THE REQUEST:
In the listing below, swap "wire" for "trace" wherever it occurs and leave everything else unchanged. Reproduce all the lines but omit the pictures.

LISTING:
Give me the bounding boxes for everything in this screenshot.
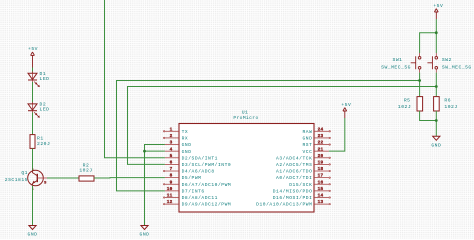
power +5V (left) [28,46,38,67]
svg-text:R1: R1 [37,136,44,142]
svg-text:D5/PWM: D5/PWM [182,175,202,181]
wire R1 to Q1 collector [32,148,34,171]
svg-text:GND: GND [182,142,192,148]
power +5V (top right) [433,3,443,19]
svg-text:2: 2 [170,134,173,139]
svg-text:D15/SCK: D15/SCK [289,182,312,188]
svg-text:+5V: +5V [433,3,443,9]
svg-text:7: 7 [170,167,173,172]
svg-text:ProMicro: ProMicro [233,115,258,121]
switch SW1 SW_MEC_5G [381,53,421,73]
svg-text:20: 20 [318,154,324,159]
svg-text:+5V: +5V [28,46,38,52]
resistor R2 102J [79,163,94,181]
pin 8 D5/PWM (left) [165,174,202,182]
svg-text:14: 14 [318,194,324,199]
wire SW2 net to pin 6 D3/SCL [128,87,437,165]
svg-text:LED: LED [40,107,50,113]
wire +5V down to SW2 [435,19,437,53]
pin 2 RX (left) [163,134,188,142]
pin 7 D4/A6/ADC8 (left) [163,167,214,175]
IC U1 ProMicro body [179,110,314,212]
wire R6 bottom to GND [435,111,437,136]
ground (middle, IC pins 3-4) [140,226,150,238]
wire R5 bottom to R6 net [420,111,437,121]
pin 22 RST (right) [302,141,330,149]
svg-text:D3/SCL/PWM/INT0: D3/SCL/PWM/INT0 [182,162,232,168]
switch SW2 SW_MEC_5G [427,53,471,73]
svg-text:22: 22 [318,141,324,146]
wire SW1 net to pin 10 D7/INT6 [117,81,420,191]
svg-text:SW_MEC_5G: SW_MEC_5G [381,64,411,70]
junction R5/R6 GND net [435,119,438,122]
svg-text:SW_MEC_5G: SW_MEC_5G [442,64,472,70]
svg-text:23: 23 [318,134,324,139]
pin 5 D2/SDA/INT1 (left) [165,154,218,162]
pin 17 A0/ADC7/TDI (right) [276,174,330,182]
svg-text:102J: 102J [79,168,92,174]
pin 15 D14/MISO/PDO (right) [273,187,331,195]
svg-text:GND: GND [302,136,312,142]
pin 4 GND (left) [165,147,192,155]
pin 19 A2/ADC5/TMS (right) [276,161,330,169]
svg-text:GND: GND [28,232,38,238]
ground (left, Q1 emitter) [28,226,38,238]
svg-text:TX: TX [182,129,189,135]
svg-text:D14/MISO/PDO: D14/MISO/PDO [273,188,313,194]
pin 18 A1/ADC6/TDO (right) [276,167,330,175]
svg-text:4: 4 [170,147,173,152]
svg-text:D6/A7/ADC10/PWM: D6/A7/ADC10/PWM [182,182,232,188]
junction pins3-4 GND [143,150,146,153]
svg-text:15: 15 [318,187,324,192]
pin 3 GND (left) [165,141,192,149]
pin 16 D15/SCK (right) [289,180,330,188]
wire D2 to R1 [32,113,34,135]
pin 23 GND (right) [302,134,330,142]
wire branch to SW1 [420,33,437,53]
svg-text:17: 17 [318,174,324,179]
svg-text:16: 16 [318,180,324,185]
svg-text:10: 10 [167,187,173,192]
svg-text:D16/MOSI/PDI: D16/MOSI/PDI [273,195,313,201]
pin 9 D6/A7/ADC10/PWM (left) [163,180,231,188]
svg-text:U1: U1 [242,110,249,116]
svg-text:21: 21 [318,147,324,152]
pin 12 D9/A9/ADC12/PWM (left) [163,200,231,208]
pin 10 D7/INT6 (left) [165,187,205,195]
svg-text:2SC1815: 2SC1815 [5,177,28,183]
svg-text:D2/SDA/INT1: D2/SDA/INT1 [182,155,218,161]
pin 24 RAW (right) [302,127,330,135]
junction SW2 net [435,85,438,88]
resistor R6 102J [434,97,458,111]
svg-text:A1/ADC6/TDO: A1/ADC6/TDO [276,169,312,175]
svg-text:D7/INT6: D7/INT6 [182,188,205,194]
svg-text:24: 24 [318,127,324,132]
resistor R5 102J [398,97,423,111]
svg-text:D10/A10/ADC13/PWM: D10/A10/ADC13/PWM [256,202,312,208]
svg-text:D8/A8/ADC11: D8/A8/ADC11 [182,195,218,201]
svg-text:11: 11 [167,194,173,199]
svg-text:GND: GND [140,232,150,238]
wire Q1 base to R2 [47,177,79,179]
svg-text:A2/ADC5/TMS: A2/ADC5/TMS [276,162,312,168]
pin 21 VCC (right) [302,147,328,155]
svg-text:GND: GND [182,149,192,155]
transistor Q1 2SC1815 [5,169,47,192]
svg-text:12: 12 [167,200,173,205]
svg-text:A3/ADC4/TCK: A3/ADC4/TCK [276,155,312,161]
resistor R1 220J [30,135,50,149]
svg-text:LED: LED [40,76,50,82]
pin 6 D3/SCL/PWM/INT0 (left) [165,161,231,169]
svg-text:R5: R5 [404,98,411,104]
svg-text:R6: R6 [444,98,451,104]
svg-text:9: 9 [170,180,173,185]
svg-text:8: 8 [170,174,173,179]
svg-text:3: 3 [44,181,47,185]
svg-text:1: 1 [170,127,173,132]
pin 11 D8/A8/ADC11 (left) [163,194,218,202]
svg-text:RAW: RAW [302,129,312,135]
wire R2 to pin 8 D5/PWM [94,177,165,179]
svg-text:VCC: VCC [302,149,312,155]
wire net to pin 5 D2/SDA (vertical from top) [105,0,165,158]
pin 14 D16/MOSI/PDI (right) [273,194,331,202]
svg-text:RX: RX [182,136,189,142]
svg-text:18: 18 [318,167,324,172]
svg-text:A0/ADC7/TDI: A0/ADC7/TDI [276,175,312,181]
wire +5V to pin 21 VCC [329,118,345,151]
svg-text:102J: 102J [444,104,457,110]
wire Q1 emitter to GND [32,186,34,226]
wire D1 to D2 [32,82,34,104]
svg-text:19: 19 [318,161,324,166]
pin 13 D10/A10/ADC13/PWM (right) [256,200,330,208]
svg-text:SW1: SW1 [393,57,403,63]
svg-text:Q1: Q1 [21,170,28,176]
svg-text:6: 6 [170,161,173,166]
svg-text:5: 5 [170,154,173,159]
junction +5V rail [435,31,438,34]
junction SW1 net [418,79,421,82]
pin 1 TX (left) [163,127,188,135]
svg-text:GND: GND [431,143,441,149]
power +5V (middle, VCC) [341,102,351,118]
ground (right, switches pull-down) [431,136,441,148]
svg-text:SW2: SW2 [442,57,452,63]
wire +5V to D1 [32,68,34,74]
svg-text:RST: RST [302,142,312,148]
svg-text:13: 13 [318,200,324,205]
svg-text:102J: 102J [398,104,411,110]
svg-text:D4/A6/ADC8: D4/A6/ADC8 [182,169,215,175]
LED D1 [28,71,49,87]
wire GND net pins 3,4 [145,145,165,226]
svg-text:D9/A9/ADC12/PWM: D9/A9/ADC12/PWM [182,202,232,208]
svg-text:+5V: +5V [341,102,351,108]
wire SW1 to R5 [419,73,421,97]
svg-text:220J: 220J [37,141,50,147]
svg-text:3: 3 [170,141,173,146]
wire SW2 to R6 [435,73,437,97]
pin 20 A3/ADC4/TCK (right) [276,154,330,162]
LED D2 [28,102,49,118]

WORKED SOLUTION:
Give me the bounding boxes for everything in this screenshot.
power +5V (left) [28,46,38,67]
svg-text:R1: R1 [37,136,44,142]
svg-text:D5/PWM: D5/PWM [182,175,202,181]
trace R1 to Q1 collector [32,148,34,171]
svg-text:GND: GND [182,142,192,148]
power +5V (top right) [433,3,443,19]
svg-text:2: 2 [170,134,173,139]
svg-text:D15/SCK: D15/SCK [289,182,312,188]
svg-text:+5V: +5V [433,3,443,9]
svg-text:7: 7 [170,167,173,172]
svg-text:ProMicro: ProMicro [233,115,258,121]
switch SW1 SW_MEC_5G [381,53,421,73]
svg-text:20: 20 [318,154,324,159]
svg-text:+5V: +5V [28,46,38,52]
resistor R2 102J [79,163,94,181]
pin 8 D5/PWM (left) [165,174,202,182]
svg-text:14: 14 [318,194,324,199]
trace SW2 net to pin 6 D3/SCL [128,87,437,165]
svg-text:LED: LED [40,107,50,113]
trace +5V down to SW2 [435,19,437,53]
pin 2 RX (left) [163,134,188,142]
pin 7 D4/A6/ADC8 (left) [163,167,214,175]
IC U1 ProMicro body [179,110,314,212]
trace R6 bottom to GND [435,111,437,136]
ground (middle, IC pins 3-4) [140,226,150,238]
trace R5 bottom to R6 net [420,111,437,121]
pin 22 RST (right) [302,141,330,149]
svg-text:D3/SCL/PWM/INT0: D3/SCL/PWM/INT0 [182,162,232,168]
switch SW2 SW_MEC_5G [427,53,471,73]
svg-text:22: 22 [318,141,324,146]
trace SW1 net to pin 10 D7/INT6 [117,81,420,191]
svg-text:SW_MEC_5G: SW_MEC_5G [381,64,411,70]
junction R5/R6 GND net [435,119,438,122]
svg-text:SW_MEC_5G: SW_MEC_5G [442,64,472,70]
svg-text:23: 23 [318,134,324,139]
pin 5 D2/SDA/INT1 (left) [165,154,218,162]
pin 17 A0/ADC7/TDI (right) [276,174,330,182]
svg-text:102J: 102J [79,168,92,174]
pin 15 D14/MISO/PDO (right) [273,187,331,195]
svg-text:GND: GND [302,136,312,142]
pin 4 GND (left) [165,147,192,155]
pin 19 A2/ADC5/TMS (right) [276,161,330,169]
svg-text:GND: GND [28,232,38,238]
ground (left, Q1 emitter) [28,226,38,238]
svg-text:TX: TX [182,129,189,135]
svg-text:D14/MISO/PDO: D14/MISO/PDO [273,188,313,194]
pin 18 A1/ADC6/TDO (right) [276,167,330,175]
svg-text:4: 4 [170,147,173,152]
svg-text:D6/A7/ADC10/PWM: D6/A7/ADC10/PWM [182,182,232,188]
junction pins3-4 GND [143,150,146,153]
svg-text:15: 15 [318,187,324,192]
pin 3 GND (left) [165,141,192,149]
pin 16 D15/SCK (right) [289,180,330,188]
trace D2 to R1 [32,113,34,135]
pin 23 GND (right) [302,134,330,142]
trace branch to SW1 [420,33,437,53]
svg-text:17: 17 [318,174,324,179]
svg-text:16: 16 [318,180,324,185]
svg-text:10: 10 [167,187,173,192]
svg-text:D16/MOSI/PDI: D16/MOSI/PDI [273,195,313,201]
pin 9 D6/A7/ADC10/PWM (left) [163,180,231,188]
svg-text:U1: U1 [242,110,249,116]
svg-text:21: 21 [318,147,324,152]
pin 12 D9/A9/ADC12/PWM (left) [163,200,231,208]
pin 10 D7/INT6 (left) [165,187,205,195]
svg-text:2SC1815: 2SC1815 [5,177,28,183]
svg-text:D2/SDA/INT1: D2/SDA/INT1 [182,155,218,161]
pin 24 RAW (right) [302,127,330,135]
junction SW2 net [435,85,438,88]
resistor R6 102J [434,97,458,111]
svg-text:A1/ADC6/TDO: A1/ADC6/TDO [276,169,312,175]
svg-text:D7/INT6: D7/INT6 [182,188,205,194]
svg-text:24: 24 [318,127,324,132]
resistor R5 102J [398,97,423,111]
svg-text:D10/A10/ADC13/PWM: D10/A10/ADC13/PWM [256,202,312,208]
svg-text:D8/A8/ADC11: D8/A8/ADC11 [182,195,218,201]
svg-text:11: 11 [167,194,173,199]
svg-text:GND: GND [140,232,150,238]
trace Q1 base to R2 [47,177,79,179]
svg-text:A2/ADC5/TMS: A2/ADC5/TMS [276,162,312,168]
pin 21 VCC (right) [302,147,328,155]
svg-text:GND: GND [182,149,192,155]
transistor Q1 2SC1815 [5,169,47,192]
svg-text:12: 12 [167,200,173,205]
svg-text:A3/ADC4/TCK: A3/ADC4/TCK [276,155,312,161]
resistor R1 220J [30,135,50,149]
svg-text:LED: LED [40,76,50,82]
pin 6 D3/SCL/PWM/INT0 (left) [165,161,231,169]
svg-text:R5: R5 [404,98,411,104]
svg-text:R6: R6 [444,98,451,104]
svg-text:9: 9 [170,180,173,185]
svg-text:8: 8 [170,174,173,179]
svg-text:3: 3 [44,181,47,185]
svg-text:1: 1 [170,127,173,132]
pin 11 D8/A8/ADC11 (left) [163,194,218,202]
svg-text:RAW: RAW [302,129,312,135]
trace R2 to pin 8 D5/PWM [94,177,165,179]
svg-text:VCC: VCC [302,149,312,155]
trace net to pin 5 D2/SDA (vertical from top) [105,0,165,158]
pin 14 D16/MOSI/PDI (right) [273,194,331,202]
svg-text:RX: RX [182,136,189,142]
svg-text:18: 18 [318,167,324,172]
svg-text:A0/ADC7/TDI: A0/ADC7/TDI [276,175,312,181]
trace +5V to pin 21 VCC [329,118,345,151]
svg-text:102J: 102J [444,104,457,110]
trace Q1 emitter to GND [32,186,34,226]
trace D1 to D2 [32,82,34,104]
svg-text:19: 19 [318,161,324,166]
pin 13 D10/A10/ADC13/PWM (right) [256,200,330,208]
svg-text:SW1: SW1 [393,57,403,63]
svg-text:Q1: Q1 [21,170,28,176]
svg-text:6: 6 [170,161,173,166]
svg-text:5: 5 [170,154,173,159]
junction +5V rail [435,31,438,34]
junction SW1 net [418,79,421,82]
pin 1 TX (left) [163,127,188,135]
svg-text:GND: GND [431,143,441,149]
power +5V (middle, VCC) [341,102,351,118]
ground (right, switches pull-down) [431,136,441,148]
svg-text:SW2: SW2 [442,57,452,63]
trace +5V to D1 [32,68,34,74]
svg-text:RST: RST [302,142,312,148]
svg-text:13: 13 [318,200,324,205]
svg-text:102J: 102J [398,104,411,110]
svg-text:D4/A6/ADC8: D4/A6/ADC8 [182,169,215,175]
LED D1 [28,71,49,87]
trace GND net pins 3,4 [145,145,165,226]
svg-text:D9/A9/ADC12/PWM: D9/A9/ADC12/PWM [182,202,232,208]
svg-text:+5V: +5V [341,102,351,108]
trace SW1 to R5 [419,73,421,97]
svg-text:220J: 220J [37,141,50,147]
svg-text:3: 3 [170,141,173,146]
trace SW2 to R6 [435,73,437,97]
pin 20 A3/ADC4/TCK (right) [276,154,330,162]
LED D2 [28,102,49,118]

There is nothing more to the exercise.